GIVEN INSTRUCTION: Without the images, output each record below as it stands.
"""
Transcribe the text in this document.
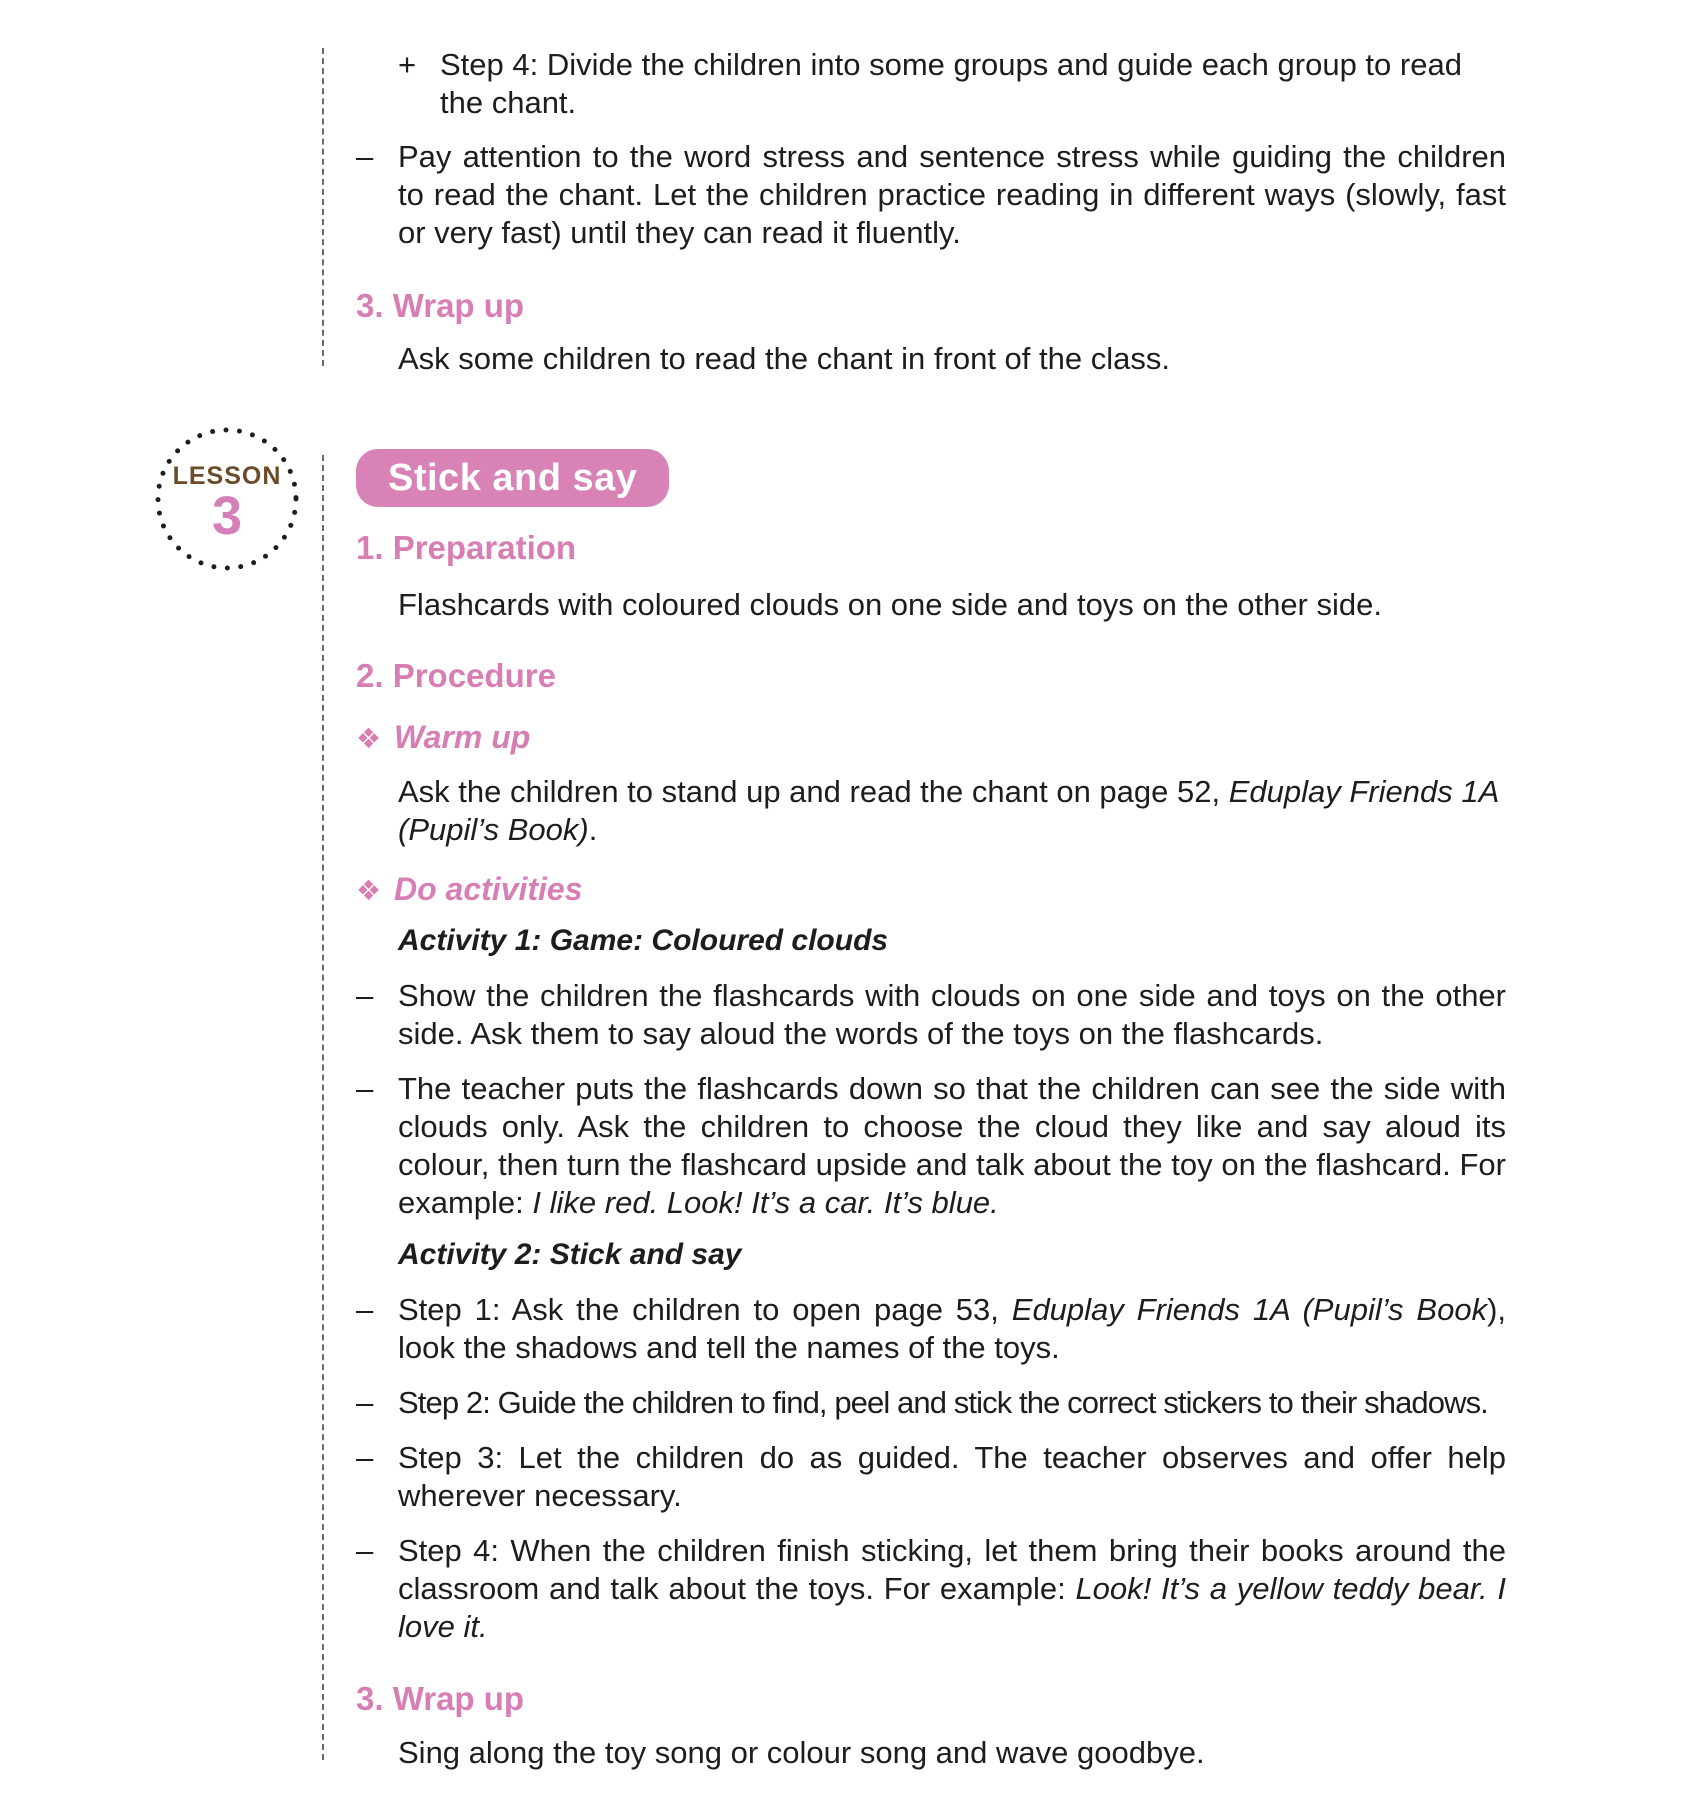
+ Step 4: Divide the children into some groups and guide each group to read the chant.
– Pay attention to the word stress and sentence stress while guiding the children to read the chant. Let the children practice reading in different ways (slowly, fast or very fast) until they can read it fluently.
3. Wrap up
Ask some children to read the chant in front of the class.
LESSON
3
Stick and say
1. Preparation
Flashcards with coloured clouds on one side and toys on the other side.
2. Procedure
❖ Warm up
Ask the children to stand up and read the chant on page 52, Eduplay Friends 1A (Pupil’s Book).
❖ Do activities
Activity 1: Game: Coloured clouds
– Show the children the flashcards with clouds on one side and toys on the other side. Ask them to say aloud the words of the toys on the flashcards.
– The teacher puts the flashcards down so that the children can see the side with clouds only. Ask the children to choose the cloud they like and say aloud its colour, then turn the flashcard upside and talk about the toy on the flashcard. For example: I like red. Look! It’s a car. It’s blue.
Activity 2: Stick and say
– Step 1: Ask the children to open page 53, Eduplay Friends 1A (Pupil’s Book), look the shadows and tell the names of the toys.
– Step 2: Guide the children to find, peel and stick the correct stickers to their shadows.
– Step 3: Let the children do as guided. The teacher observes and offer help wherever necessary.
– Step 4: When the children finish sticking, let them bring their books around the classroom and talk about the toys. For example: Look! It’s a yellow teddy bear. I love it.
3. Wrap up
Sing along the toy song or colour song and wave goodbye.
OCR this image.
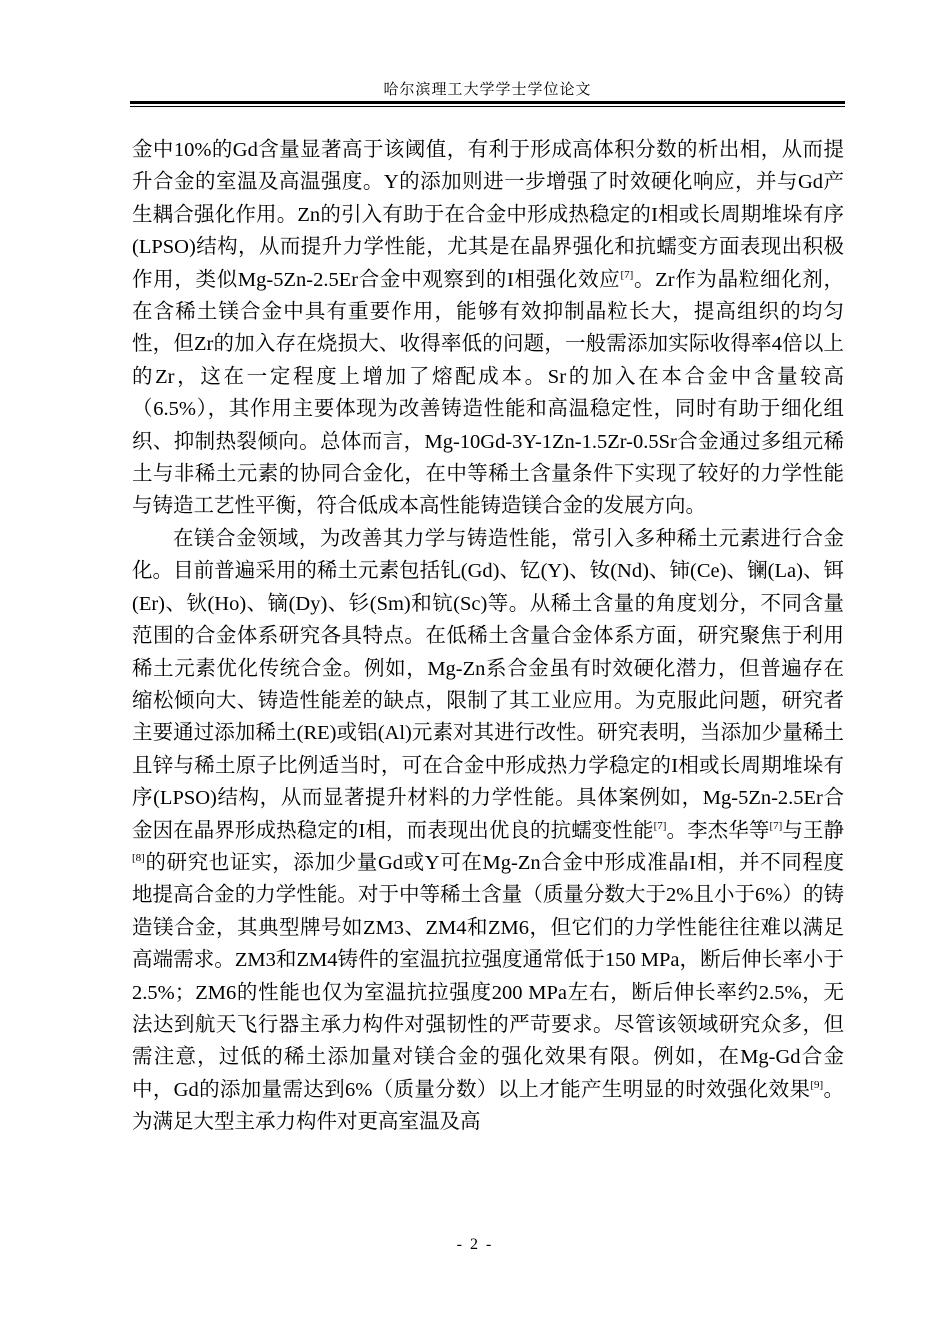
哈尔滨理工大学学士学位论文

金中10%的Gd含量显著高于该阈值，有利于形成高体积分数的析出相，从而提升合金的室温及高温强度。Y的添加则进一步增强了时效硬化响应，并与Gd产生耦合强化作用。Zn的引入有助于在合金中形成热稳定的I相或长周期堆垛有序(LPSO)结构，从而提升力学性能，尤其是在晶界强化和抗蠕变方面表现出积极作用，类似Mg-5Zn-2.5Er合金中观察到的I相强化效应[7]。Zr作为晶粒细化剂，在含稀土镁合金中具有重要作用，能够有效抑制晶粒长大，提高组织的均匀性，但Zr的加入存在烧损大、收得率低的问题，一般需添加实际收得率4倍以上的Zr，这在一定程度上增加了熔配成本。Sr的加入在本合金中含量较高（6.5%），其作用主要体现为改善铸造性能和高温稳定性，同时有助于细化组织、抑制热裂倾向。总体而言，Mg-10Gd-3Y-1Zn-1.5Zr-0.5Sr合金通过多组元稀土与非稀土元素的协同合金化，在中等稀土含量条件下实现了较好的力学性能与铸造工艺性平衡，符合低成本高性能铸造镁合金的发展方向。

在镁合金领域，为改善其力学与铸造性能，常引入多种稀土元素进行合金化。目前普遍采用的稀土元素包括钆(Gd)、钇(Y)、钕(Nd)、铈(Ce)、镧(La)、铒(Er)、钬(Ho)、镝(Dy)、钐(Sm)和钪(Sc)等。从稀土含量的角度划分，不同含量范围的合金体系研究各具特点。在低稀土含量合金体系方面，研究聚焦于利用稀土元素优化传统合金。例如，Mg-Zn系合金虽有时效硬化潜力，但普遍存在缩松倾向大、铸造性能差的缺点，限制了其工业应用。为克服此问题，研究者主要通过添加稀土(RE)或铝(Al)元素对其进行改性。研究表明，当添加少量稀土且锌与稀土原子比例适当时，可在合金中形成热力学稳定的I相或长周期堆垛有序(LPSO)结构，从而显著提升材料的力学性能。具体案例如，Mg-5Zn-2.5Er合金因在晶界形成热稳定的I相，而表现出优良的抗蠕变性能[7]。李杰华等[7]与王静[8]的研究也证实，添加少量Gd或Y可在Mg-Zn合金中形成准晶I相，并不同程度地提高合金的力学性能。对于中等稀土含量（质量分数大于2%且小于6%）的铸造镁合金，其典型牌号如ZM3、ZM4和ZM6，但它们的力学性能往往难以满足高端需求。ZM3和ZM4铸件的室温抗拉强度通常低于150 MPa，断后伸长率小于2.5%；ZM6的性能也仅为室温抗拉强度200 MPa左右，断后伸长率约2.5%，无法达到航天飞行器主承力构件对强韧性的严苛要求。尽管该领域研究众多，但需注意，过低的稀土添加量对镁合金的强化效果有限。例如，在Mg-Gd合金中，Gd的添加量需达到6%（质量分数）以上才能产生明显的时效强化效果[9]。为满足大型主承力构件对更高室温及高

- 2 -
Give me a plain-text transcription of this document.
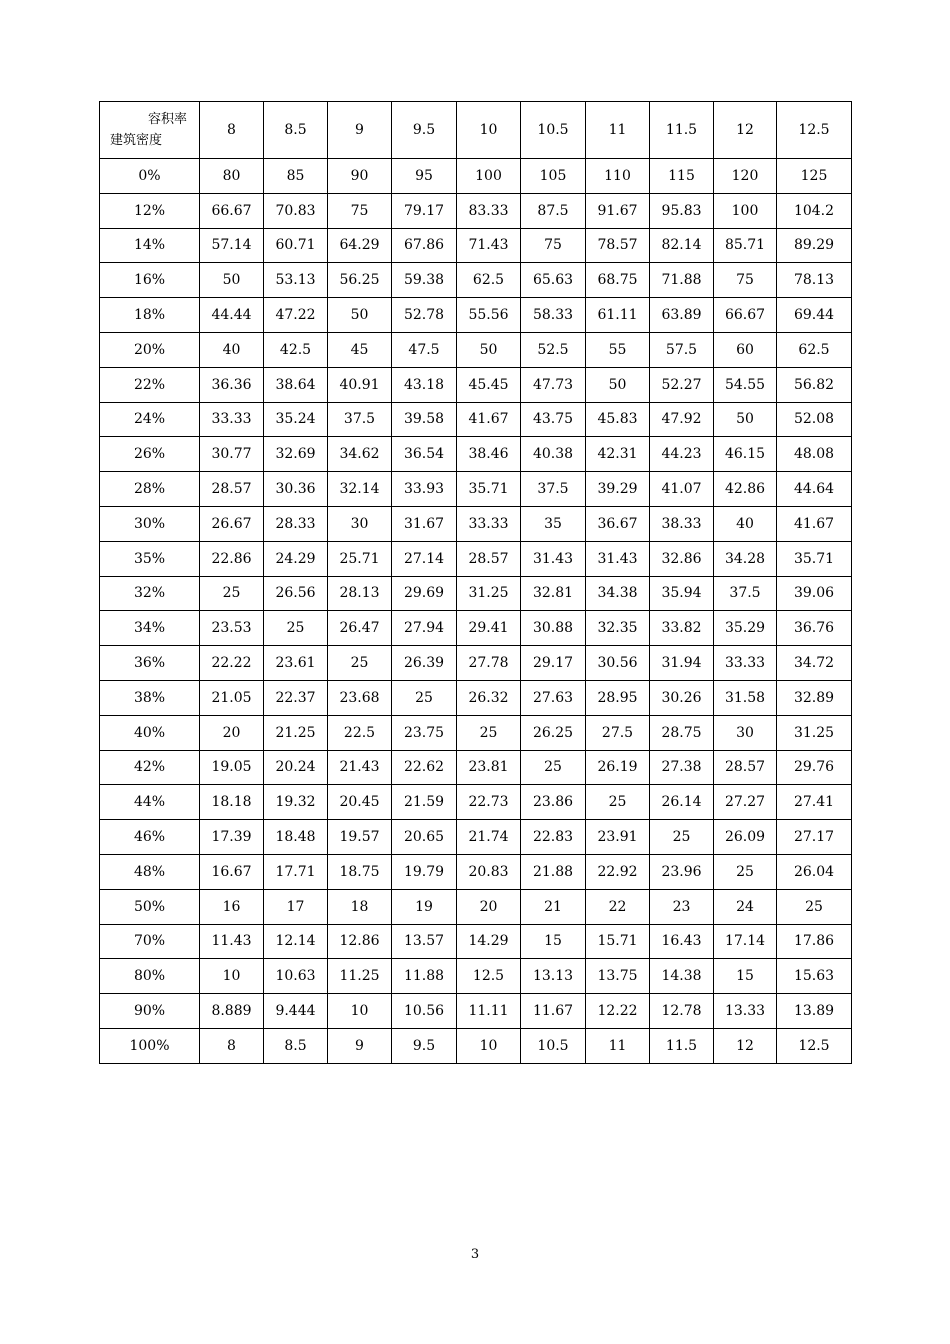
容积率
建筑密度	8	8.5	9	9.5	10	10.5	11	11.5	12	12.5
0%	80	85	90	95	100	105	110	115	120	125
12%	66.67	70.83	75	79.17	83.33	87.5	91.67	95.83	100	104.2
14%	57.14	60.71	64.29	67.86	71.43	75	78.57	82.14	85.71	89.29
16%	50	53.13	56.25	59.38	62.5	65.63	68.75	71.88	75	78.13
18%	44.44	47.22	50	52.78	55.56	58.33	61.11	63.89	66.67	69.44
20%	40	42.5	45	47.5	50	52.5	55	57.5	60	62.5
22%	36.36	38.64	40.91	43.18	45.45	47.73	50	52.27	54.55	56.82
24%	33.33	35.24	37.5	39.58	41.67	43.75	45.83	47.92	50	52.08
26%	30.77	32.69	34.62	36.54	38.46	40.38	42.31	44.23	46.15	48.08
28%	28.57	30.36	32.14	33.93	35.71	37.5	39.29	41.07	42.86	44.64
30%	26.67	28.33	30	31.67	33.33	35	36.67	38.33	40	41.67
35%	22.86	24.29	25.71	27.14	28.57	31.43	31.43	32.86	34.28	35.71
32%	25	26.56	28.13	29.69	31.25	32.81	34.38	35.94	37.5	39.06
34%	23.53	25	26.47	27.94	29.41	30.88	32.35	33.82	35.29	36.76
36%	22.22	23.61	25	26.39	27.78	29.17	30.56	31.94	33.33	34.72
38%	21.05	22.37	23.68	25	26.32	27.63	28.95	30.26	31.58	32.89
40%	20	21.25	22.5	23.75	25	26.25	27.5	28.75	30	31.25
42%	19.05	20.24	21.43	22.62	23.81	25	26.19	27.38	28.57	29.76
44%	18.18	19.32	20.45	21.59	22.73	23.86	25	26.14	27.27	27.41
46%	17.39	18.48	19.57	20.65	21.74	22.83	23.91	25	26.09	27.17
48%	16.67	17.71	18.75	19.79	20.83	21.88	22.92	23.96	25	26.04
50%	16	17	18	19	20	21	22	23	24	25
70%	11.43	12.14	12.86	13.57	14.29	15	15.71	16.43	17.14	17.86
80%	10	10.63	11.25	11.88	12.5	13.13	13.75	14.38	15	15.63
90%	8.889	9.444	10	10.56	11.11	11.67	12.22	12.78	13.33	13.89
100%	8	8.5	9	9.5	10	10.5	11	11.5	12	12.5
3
"""
SOLUTION FOR THIS EXERCISE:
Transcribe the text in this document.
+ Step 4: Divide the children into some groups and guide each group to read the chant.
– Pay attention to the word stress and sentence stress while guiding the children to read the chant. Let the children practice reading in different ways (slowly, fast or very fast) until they can read it fluently.
3. Wrap up
Ask some children to read the chant in front of the class.
LESSON
3
Stick and say
1. Preparation
Flashcards with coloured clouds on one side and toys on the other side.
2. Procedure
❖ Warm up
Ask the children to stand up and read the chant on page 52, Eduplay Friends 1A (Pupil’s Book).
❖ Do activities
Activity 1: Game: Coloured clouds
– Show the children the flashcards with clouds on one side and toys on the other side. Ask them to say aloud the words of the toys on the flashcards.
– The teacher puts the flashcards down so that the children can see the side with clouds only. Ask the children to choose the cloud they like and say aloud its colour, then turn the flashcard upside and talk about the toy on the flashcard. For example: I like red. Look! It’s a car. It’s blue.
Activity 2: Stick and say
– Step 1: Ask the children to open page 53, Eduplay Friends 1A (Pupil’s Book), look the shadows and tell the names of the toys.
– Step 2: Guide the children to find, peel and stick the correct stickers to their shadows.
– Step 3: Let the children do as guided. The teacher observes and offer help wherever necessary.
– Step 4: When the children finish sticking, let them bring their books around the classroom and talk about the toys. For example: Look! It’s a yellow teddy bear. I love it.
3. Wrap up
Sing along the toy song or colour song and wave goodbye.
OCR this image.
哈尔滨理工大学学士学位论文

金中10%的Gd含量显著高于该阈值，有利于形成高体积分数的析出相，从而提升合金的室温及高温强度。Y的添加则进一步增强了时效硬化响应，并与Gd产生耦合强化作用。Zn的引入有助于在合金中形成热稳定的I相或长周期堆垛有序(LPSO)结构，从而提升力学性能，尤其是在晶界强化和抗蠕变方面表现出积极作用，类似Mg-5Zn-2.5Er合金中观察到的I相强化效应[7]。Zr作为晶粒细化剂，在含稀土镁合金中具有重要作用，能够有效抑制晶粒长大，提高组织的均匀性，但Zr的加入存在烧损大、收得率低的问题，一般需添加实际收得率4倍以上的Zr，这在一定程度上增加了熔配成本。Sr的加入在本合金中含量较高（6.5%），其作用主要体现为改善铸造性能和高温稳定性，同时有助于细化组织、抑制热裂倾向。总体而言，Mg-10Gd-3Y-1Zn-1.5Zr-0.5Sr合金通过多组元稀土与非稀土元素的协同合金化，在中等稀土含量条件下实现了较好的力学性能与铸造工艺性平衡，符合低成本高性能铸造镁合金的发展方向。

在镁合金领域，为改善其力学与铸造性能，常引入多种稀土元素进行合金化。目前普遍采用的稀土元素包括钆(Gd)、钇(Y)、钕(Nd)、铈(Ce)、镧(La)、铒(Er)、钬(Ho)、镝(Dy)、钐(Sm)和钪(Sc)等。从稀土含量的角度划分，不同含量范围的合金体系研究各具特点。在低稀土含量合金体系方面，研究聚焦于利用稀土元素优化传统合金。例如，Mg-Zn系合金虽有时效硬化潜力，但普遍存在缩松倾向大、铸造性能差的缺点，限制了其工业应用。为克服此问题，研究者主要通过添加稀土(RE)或铝(Al)元素对其进行改性。研究表明，当添加少量稀土且锌与稀土原子比例适当时，可在合金中形成热力学稳定的I相或长周期堆垛有序(LPSO)结构，从而显著提升材料的力学性能。具体案例如，Mg-5Zn-2.5Er合金因在晶界形成热稳定的I相，而表现出优良的抗蠕变性能[7]。李杰华等[7]与王静[8]的研究也证实，添加少量Gd或Y可在Mg-Zn合金中形成准晶I相，并不同程度地提高合金的力学性能。对于中等稀土含量（质量分数大于2%且小于6%）的铸造镁合金，其典型牌号如ZM3、ZM4和ZM6，但它们的力学性能往往难以满足高端需求。ZM3和ZM4铸件的室温抗拉强度通常低于150 MPa，断后伸长率小于2.5%；ZM6的性能也仅为室温抗拉强度200 MPa左右，断后伸长率约2.5%，无法达到航天飞行器主承力构件对强韧性的严苛要求。尽管该领域研究众多，但需注意，过低的稀土添加量对镁合金的强化效果有限。例如，在Mg-Gd合金中，Gd的添加量需达到6%（质量分数）以上才能产生明显的时效强化效果[9]。为满足大型主承力构件对更高室温及高

- 2 -
Give me a plain-text transcription of this document.
容积率
建筑密度	8	8.5	9	9.5	10	10.5	11	11.5	12	12.5
0%	80	85	90	95	100	105	110	115	120	125
12%	66.67	70.83	75	79.17	83.33	87.5	91.67	95.83	100	104.2
14%	57.14	60.71	64.29	67.86	71.43	75	78.57	82.14	85.71	89.29
16%	50	53.13	56.25	59.38	62.5	65.63	68.75	71.88	75	78.13
18%	44.44	47.22	50	52.78	55.56	58.33	61.11	63.89	66.67	69.44
20%	40	42.5	45	47.5	50	52.5	55	57.5	60	62.5
22%	36.36	38.64	40.91	43.18	45.45	47.73	50	52.27	54.55	56.82
24%	33.33	35.24	37.5	39.58	41.67	43.75	45.83	47.92	50	52.08
26%	30.77	32.69	34.62	36.54	38.46	40.38	42.31	44.23	46.15	48.08
28%	28.57	30.36	32.14	33.93	35.71	37.5	39.29	41.07	42.86	44.64
30%	26.67	28.33	30	31.67	33.33	35	36.67	38.33	40	41.67
35%	22.86	24.29	25.71	27.14	28.57	31.43	31.43	32.86	34.28	35.71
32%	25	26.56	28.13	29.69	31.25	32.81	34.38	35.94	37.5	39.06
34%	23.53	25	26.47	27.94	29.41	30.88	32.35	33.82	35.29	36.76
36%	22.22	23.61	25	26.39	27.78	29.17	30.56	31.94	33.33	34.72
38%	21.05	22.37	23.68	25	26.32	27.63	28.95	30.26	31.58	32.89
40%	20	21.25	22.5	23.75	25	26.25	27.5	28.75	30	31.25
42%	19.05	20.24	21.43	22.62	23.81	25	26.19	27.38	28.57	29.76
44%	18.18	19.32	20.45	21.59	22.73	23.86	25	26.14	27.27	27.41
46%	17.39	18.48	19.57	20.65	21.74	22.83	23.91	25	26.09	27.17
48%	16.67	17.71	18.75	19.79	20.83	21.88	22.92	23.96	25	26.04
50%	16	17	18	19	20	21	22	23	24	25
70%	11.43	12.14	12.86	13.57	14.29	15	15.71	16.43	17.14	17.86
80%	10	10.63	11.25	11.88	12.5	13.13	13.75	14.38	15	15.63
90%	8.889	9.444	10	10.56	11.11	11.67	12.22	12.78	13.33	13.89
100%	8	8.5	9	9.5	10	10.5	11	11.5	12	12.5
3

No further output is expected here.